(Items listed in a dataset)

________________________________________

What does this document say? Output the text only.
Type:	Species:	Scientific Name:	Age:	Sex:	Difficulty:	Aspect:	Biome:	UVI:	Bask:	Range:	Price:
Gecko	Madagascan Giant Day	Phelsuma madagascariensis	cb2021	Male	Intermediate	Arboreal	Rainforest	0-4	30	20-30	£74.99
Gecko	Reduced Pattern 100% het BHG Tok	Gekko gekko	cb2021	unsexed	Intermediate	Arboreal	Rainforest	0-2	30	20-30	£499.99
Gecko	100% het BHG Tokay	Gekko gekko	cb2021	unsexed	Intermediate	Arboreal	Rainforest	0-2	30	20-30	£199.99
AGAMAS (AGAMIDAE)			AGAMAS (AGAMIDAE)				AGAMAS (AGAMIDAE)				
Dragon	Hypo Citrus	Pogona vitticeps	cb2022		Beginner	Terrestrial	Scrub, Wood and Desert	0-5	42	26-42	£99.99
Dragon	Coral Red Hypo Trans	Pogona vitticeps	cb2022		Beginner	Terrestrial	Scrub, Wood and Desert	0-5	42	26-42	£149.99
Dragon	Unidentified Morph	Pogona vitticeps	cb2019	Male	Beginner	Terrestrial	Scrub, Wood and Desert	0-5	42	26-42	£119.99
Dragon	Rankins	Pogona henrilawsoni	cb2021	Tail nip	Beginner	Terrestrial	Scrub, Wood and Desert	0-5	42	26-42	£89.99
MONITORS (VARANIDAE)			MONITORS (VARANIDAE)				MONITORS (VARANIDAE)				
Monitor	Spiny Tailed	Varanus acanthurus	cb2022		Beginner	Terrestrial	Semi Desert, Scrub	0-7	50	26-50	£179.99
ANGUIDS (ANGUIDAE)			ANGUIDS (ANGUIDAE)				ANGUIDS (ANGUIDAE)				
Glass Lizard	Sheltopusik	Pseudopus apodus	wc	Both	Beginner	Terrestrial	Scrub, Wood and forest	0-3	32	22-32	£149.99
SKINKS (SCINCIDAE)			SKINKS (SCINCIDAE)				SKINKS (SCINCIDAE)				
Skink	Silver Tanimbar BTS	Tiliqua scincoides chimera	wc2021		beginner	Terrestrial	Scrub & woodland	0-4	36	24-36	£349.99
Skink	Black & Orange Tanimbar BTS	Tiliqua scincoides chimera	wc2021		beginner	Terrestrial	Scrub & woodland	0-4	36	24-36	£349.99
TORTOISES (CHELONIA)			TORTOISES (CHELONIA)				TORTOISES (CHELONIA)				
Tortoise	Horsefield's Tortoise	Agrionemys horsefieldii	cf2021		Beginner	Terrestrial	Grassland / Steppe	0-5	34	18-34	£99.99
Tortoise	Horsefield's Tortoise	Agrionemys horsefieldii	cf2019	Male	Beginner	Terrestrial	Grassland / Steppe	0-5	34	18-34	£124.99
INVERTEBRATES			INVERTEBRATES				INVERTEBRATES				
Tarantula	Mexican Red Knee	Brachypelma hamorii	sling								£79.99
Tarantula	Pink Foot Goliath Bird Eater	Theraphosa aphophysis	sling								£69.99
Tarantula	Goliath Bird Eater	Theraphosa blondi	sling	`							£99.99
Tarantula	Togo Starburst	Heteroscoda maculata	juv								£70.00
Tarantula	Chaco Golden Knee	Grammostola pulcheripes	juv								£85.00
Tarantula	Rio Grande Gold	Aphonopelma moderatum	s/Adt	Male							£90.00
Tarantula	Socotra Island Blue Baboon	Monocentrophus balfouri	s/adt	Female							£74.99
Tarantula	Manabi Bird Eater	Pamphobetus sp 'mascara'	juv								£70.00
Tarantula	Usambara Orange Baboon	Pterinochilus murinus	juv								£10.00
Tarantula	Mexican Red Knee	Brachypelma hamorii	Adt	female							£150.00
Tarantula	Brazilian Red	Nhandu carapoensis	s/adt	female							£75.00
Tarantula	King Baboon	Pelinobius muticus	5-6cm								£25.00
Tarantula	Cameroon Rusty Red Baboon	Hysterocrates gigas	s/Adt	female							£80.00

________________________________________

Exercise:
Write out every entry again, keeping each line exactly the same.

Output for this task:
What does this document say? Output the text only.
Type:	Species:	Scientific Name:	Age:	Sex:	Difficulty:	Aspect:	Biome:	UVI:	Bask:	Range:	Price:
Gecko	Madagascan Giant Day	Phelsuma madagascariensis	cb2021	Male	Intermediate	Arboreal	Rainforest	0-4	30	20-30	£74.99
Gecko	Reduced Pattern 100% het BHG Tok	Gekko gekko	cb2021	unsexed	Intermediate	Arboreal	Rainforest	0-2	30	20-30	£499.99
Gecko	100% het BHG Tokay	Gekko gekko	cb2021	unsexed	Intermediate	Arboreal	Rainforest	0-2	30	20-30	£199.99
AGAMAS (AGAMIDAE)			AGAMAS (AGAMIDAE)				AGAMAS (AGAMIDAE)				
Dragon	Hypo Citrus	Pogona vitticeps	cb2022		Beginner	Terrestrial	Scrub, Wood and Desert	0-5	42	26-42	£99.99
Dragon	Coral Red Hypo Trans	Pogona vitticeps	cb2022		Beginner	Terrestrial	Scrub, Wood and Desert	0-5	42	26-42	£149.99
Dragon	Unidentified Morph	Pogona vitticeps	cb2019	Male	Beginner	Terrestrial	Scrub, Wood and Desert	0-5	42	26-42	£119.99
Dragon	Rankins	Pogona henrilawsoni	cb2021	Tail nip	Beginner	Terrestrial	Scrub, Wood and Desert	0-5	42	26-42	£89.99
MONITORS (VARANIDAE)			MONITORS (VARANIDAE)				MONITORS (VARANIDAE)				
Monitor	Spiny Tailed	Varanus acanthurus	cb2022		Beginner	Terrestrial	Semi Desert, Scrub	0-7	50	26-50	£179.99
ANGUIDS (ANGUIDAE)			ANGUIDS (ANGUIDAE)				ANGUIDS (ANGUIDAE)				
Glass Lizard	Sheltopusik	Pseudopus apodus	wc	Both	Beginner	Terrestrial	Scrub, Wood and forest	0-3	32	22-32	£149.99
SKINKS (SCINCIDAE)			SKINKS (SCINCIDAE)				SKINKS (SCINCIDAE)				
Skink	Silver Tanimbar BTS	Tiliqua scincoides chimera	wc2021		beginner	Terrestrial	Scrub & woodland	0-4	36	24-36	£349.99
Skink	Black & Orange Tanimbar BTS	Tiliqua scincoides chimera	wc2021		beginner	Terrestrial	Scrub & woodland	0-4	36	24-36	£349.99
TORTOISES (CHELONIA)			TORTOISES (CHELONIA)				TORTOISES (CHELONIA)				
Tortoise	Horsefield's Tortoise	Agrionemys horsefieldii	cf2021		Beginner	Terrestrial	Grassland / Steppe	0-5	34	18-34	£99.99
Tortoise	Horsefield's Tortoise	Agrionemys horsefieldii	cf2019	Male	Beginner	Terrestrial	Grassland / Steppe	0-5	34	18-34	£124.99
INVERTEBRATES			INVERTEBRATES				INVERTEBRATES				
Tarantula	Mexican Red Knee	Brachypelma hamorii	sling								£79.99
Tarantula	Pink Foot Goliath Bird Eater	Theraphosa aphophysis	sling								£69.99
Tarantula	Goliath Bird Eater	Theraphosa blondi	sling	`							£99.99
Tarantula	Togo Starburst	Heteroscoda maculata	juv								£70.00
Tarantula	Chaco Golden Knee	Grammostola pulcheripes	juv								£85.00
Tarantula	Rio Grande Gold	Aphonopelma moderatum	s/Adt	Male							£90.00
Tarantula	Socotra Island Blue Baboon	Monocentrophus balfouri	s/adt	Female							£74.99
Tarantula	Manabi Bird Eater	Pamphobetus sp 'mascara'	juv								£70.00
Tarantula	Usambara Orange Baboon	Pterinochilus murinus	juv								£10.00
Tarantula	Mexican Red Knee	Brachypelma hamorii	Adt	female							£150.00
Tarantula	Brazilian Red	Nhandu carapoensis	s/adt	female							£75.00
Tarantula	King Baboon	Pelinobius muticus	5-6cm								£25.00
Tarantula	Cameroon Rusty Red Baboon	Hysterocrates gigas	s/Adt	female							£80.00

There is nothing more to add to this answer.